Swap "JOB SECURITY" for "CAREER GROWTH" throughout the rows below, and give them again with nothing else changed.

_Source records_
--------------------

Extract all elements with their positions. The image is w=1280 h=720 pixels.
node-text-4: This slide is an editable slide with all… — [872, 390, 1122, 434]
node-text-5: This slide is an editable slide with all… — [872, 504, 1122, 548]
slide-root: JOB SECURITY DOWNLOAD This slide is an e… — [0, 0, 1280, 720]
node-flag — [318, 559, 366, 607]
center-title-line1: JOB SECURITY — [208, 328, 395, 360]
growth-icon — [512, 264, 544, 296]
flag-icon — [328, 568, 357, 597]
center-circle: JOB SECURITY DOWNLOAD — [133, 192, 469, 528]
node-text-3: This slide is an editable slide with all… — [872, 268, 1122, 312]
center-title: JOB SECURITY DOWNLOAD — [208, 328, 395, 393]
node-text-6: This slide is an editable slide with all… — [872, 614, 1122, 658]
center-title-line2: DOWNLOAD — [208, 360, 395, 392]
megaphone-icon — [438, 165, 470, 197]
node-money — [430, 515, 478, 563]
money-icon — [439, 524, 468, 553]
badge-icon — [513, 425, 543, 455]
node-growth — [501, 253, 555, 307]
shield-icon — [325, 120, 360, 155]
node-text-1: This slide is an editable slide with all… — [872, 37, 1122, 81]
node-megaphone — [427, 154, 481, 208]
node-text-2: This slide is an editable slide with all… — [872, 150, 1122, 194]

--------------------

_Result of this task_
Extract all elements with their positions. The image is w=1280 h=720 pixels.
node-text-4: This slide is an editable slide with all… — [872, 390, 1122, 434]
node-text-5: This slide is an editable slide with all… — [872, 504, 1122, 548]
slide-root: CAREER GROWTH DOWNLOAD This slide is an e… — [0, 0, 1280, 720]
node-flag — [318, 559, 366, 607]
center-title-line1: CAREER GROWTH — [208, 328, 395, 360]
growth-icon — [512, 264, 544, 296]
flag-icon — [328, 568, 357, 597]
center-circle: CAREER GROWTH DOWNLOAD — [133, 192, 469, 528]
node-text-3: This slide is an editable slide with all… — [872, 268, 1122, 312]
center-title: CAREER GROWTH DOWNLOAD — [208, 328, 395, 393]
node-text-6: This slide is an editable slide with all… — [872, 614, 1122, 658]
center-title-line2: DOWNLOAD — [208, 360, 395, 392]
megaphone-icon — [438, 165, 470, 197]
node-money — [430, 515, 478, 563]
money-icon — [439, 524, 468, 553]
badge-icon — [513, 425, 543, 455]
node-growth — [501, 253, 555, 307]
shield-icon — [325, 120, 360, 155]
node-text-1: This slide is an editable slide with all… — [872, 37, 1122, 81]
node-megaphone — [427, 154, 481, 208]
node-text-2: This slide is an editable slide with all… — [872, 150, 1122, 194]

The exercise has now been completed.